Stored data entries
########################################
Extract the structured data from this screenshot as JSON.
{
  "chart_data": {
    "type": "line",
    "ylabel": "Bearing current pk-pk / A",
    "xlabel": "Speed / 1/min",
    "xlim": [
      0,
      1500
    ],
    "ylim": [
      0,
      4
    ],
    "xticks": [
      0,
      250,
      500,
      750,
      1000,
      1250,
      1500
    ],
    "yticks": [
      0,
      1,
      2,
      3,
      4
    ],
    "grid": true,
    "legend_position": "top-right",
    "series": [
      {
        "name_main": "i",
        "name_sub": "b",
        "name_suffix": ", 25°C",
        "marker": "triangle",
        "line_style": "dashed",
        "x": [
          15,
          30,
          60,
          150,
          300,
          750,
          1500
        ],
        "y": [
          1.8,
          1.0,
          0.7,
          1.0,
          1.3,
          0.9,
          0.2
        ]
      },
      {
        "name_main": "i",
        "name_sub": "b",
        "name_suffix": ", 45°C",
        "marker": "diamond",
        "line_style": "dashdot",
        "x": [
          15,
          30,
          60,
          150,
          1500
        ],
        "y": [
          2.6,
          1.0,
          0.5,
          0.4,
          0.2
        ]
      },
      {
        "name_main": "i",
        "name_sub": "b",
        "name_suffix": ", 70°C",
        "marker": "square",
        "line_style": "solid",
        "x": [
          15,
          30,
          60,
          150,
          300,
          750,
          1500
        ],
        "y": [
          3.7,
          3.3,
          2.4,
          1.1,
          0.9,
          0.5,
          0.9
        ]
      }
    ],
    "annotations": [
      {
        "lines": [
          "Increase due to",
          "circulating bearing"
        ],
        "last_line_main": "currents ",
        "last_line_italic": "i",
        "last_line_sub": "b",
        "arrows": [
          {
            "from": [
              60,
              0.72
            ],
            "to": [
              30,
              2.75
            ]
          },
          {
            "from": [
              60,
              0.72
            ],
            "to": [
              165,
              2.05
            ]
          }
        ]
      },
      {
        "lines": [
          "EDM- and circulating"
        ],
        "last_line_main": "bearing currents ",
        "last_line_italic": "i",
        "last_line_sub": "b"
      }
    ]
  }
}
########################################
Copy out every line of the data above, exactly as given.

## [EXERCISE RESULT]
Extract the structured data from this screenshot as JSON.
{
  "chart_data": {
    "type": "line",
    "ylabel": "Bearing current pk-pk / A",
    "xlabel": "Speed / 1/min",
    "xlim": [
      0,
      1500
    ],
    "ylim": [
      0,
      4
    ],
    "xticks": [
      0,
      250,
      500,
      750,
      1000,
      1250,
      1500
    ],
    "yticks": [
      0,
      1,
      2,
      3,
      4
    ],
    "grid": true,
    "legend_position": "top-right",
    "series": [
      {
        "name_main": "i",
        "name_sub": "b",
        "name_suffix": ", 25°C",
        "marker": "triangle",
        "line_style": "dashed",
        "x": [
          15,
          30,
          60,
          150,
          300,
          750,
          1500
        ],
        "y": [
          1.8,
          1.0,
          0.7,
          1.0,
          1.3,
          0.9,
          0.2
        ]
      },
      {
        "name_main": "i",
        "name_sub": "b",
        "name_suffix": ", 45°C",
        "marker": "diamond",
        "line_style": "dashdot",
        "x": [
          15,
          30,
          60,
          150,
          1500
        ],
        "y": [
          2.6,
          1.0,
          0.5,
          0.4,
          0.2
        ]
      },
      {
        "name_main": "i",
        "name_sub": "b",
        "name_suffix": ", 70°C",
        "marker": "square",
        "line_style": "solid",
        "x": [
          15,
          30,
          60,
          150,
          300,
          750,
          1500
        ],
        "y": [
          3.7,
          3.3,
          2.4,
          1.1,
          0.9,
          0.5,
          0.9
        ]
      }
    ],
    "annotations": [
      {
        "lines": [
          "Increase due to",
          "circulating bearing"
        ],
        "last_line_main": "currents ",
        "last_line_italic": "i",
        "last_line_sub": "b",
        "arrows": [
          {
            "from": [
              60,
              0.72
            ],
            "to": [
              30,
              2.75
            ]
          },
          {
            "from": [
              60,
              0.72
            ],
            "to": [
              165,
              2.05
            ]
          }
        ]
      },
      {
        "lines": [
          "EDM- and circulating"
        ],
        "last_line_main": "bearing currents ",
        "last_line_italic": "i",
        "last_line_sub": "b"
      }
    ]
  }
}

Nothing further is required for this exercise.